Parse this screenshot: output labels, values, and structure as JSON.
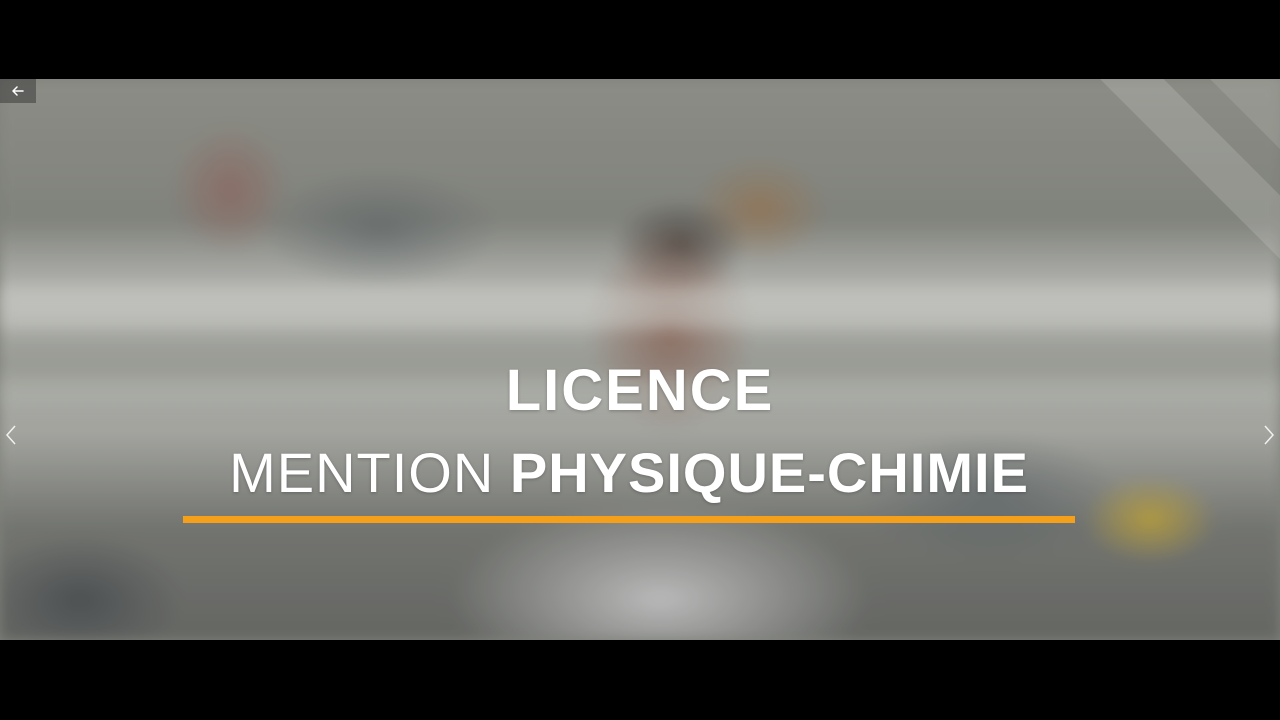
{
  "player": {
    "title": {
      "line1": "LICENCE",
      "line2_light": "MENTION",
      "line2_bold": "PHYSIQUE-CHIMIE"
    },
    "colors": {
      "underline": "#f5a01a",
      "letterbox": "#000000",
      "text": "#ffffff"
    },
    "controls": {
      "back_icon": "arrow-left-icon",
      "prev_icon": "chevron-left-icon",
      "next_icon": "chevron-right-icon"
    }
  }
}
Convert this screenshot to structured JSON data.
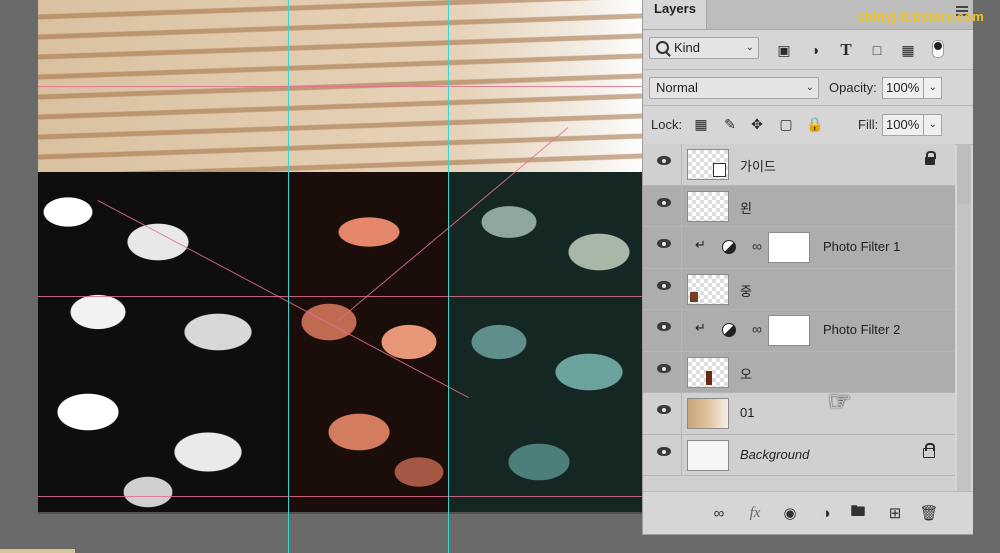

☆ ☆ ☆ ☆ ☆ ☆ ☆

:: WHAT IS BEING ASKED ::
Set down the records in full and exactly. Do not carry over any image.

:: EXERCISE OUTPUT ::
Parse this screenshot: output labels, values, and structure as JSON.
{
  "player": {
    "title": {
      "line1": "LICENCE",
      "line2_light": "MENTION",
      "line2_bold": "PHYSIQUE-CHIMIE"
    },
    "colors": {
      "underline": "#f5a01a",
      "letterbox": "#000000",
      "text": "#ffffff"
    },
    "controls": {
      "back_icon": "arrow-left-icon",
      "prev_icon": "chevron-left-icon",
      "next_icon": "chevron-right-icon"
    }
  }
}
Convert this screenshot to structured JSON data.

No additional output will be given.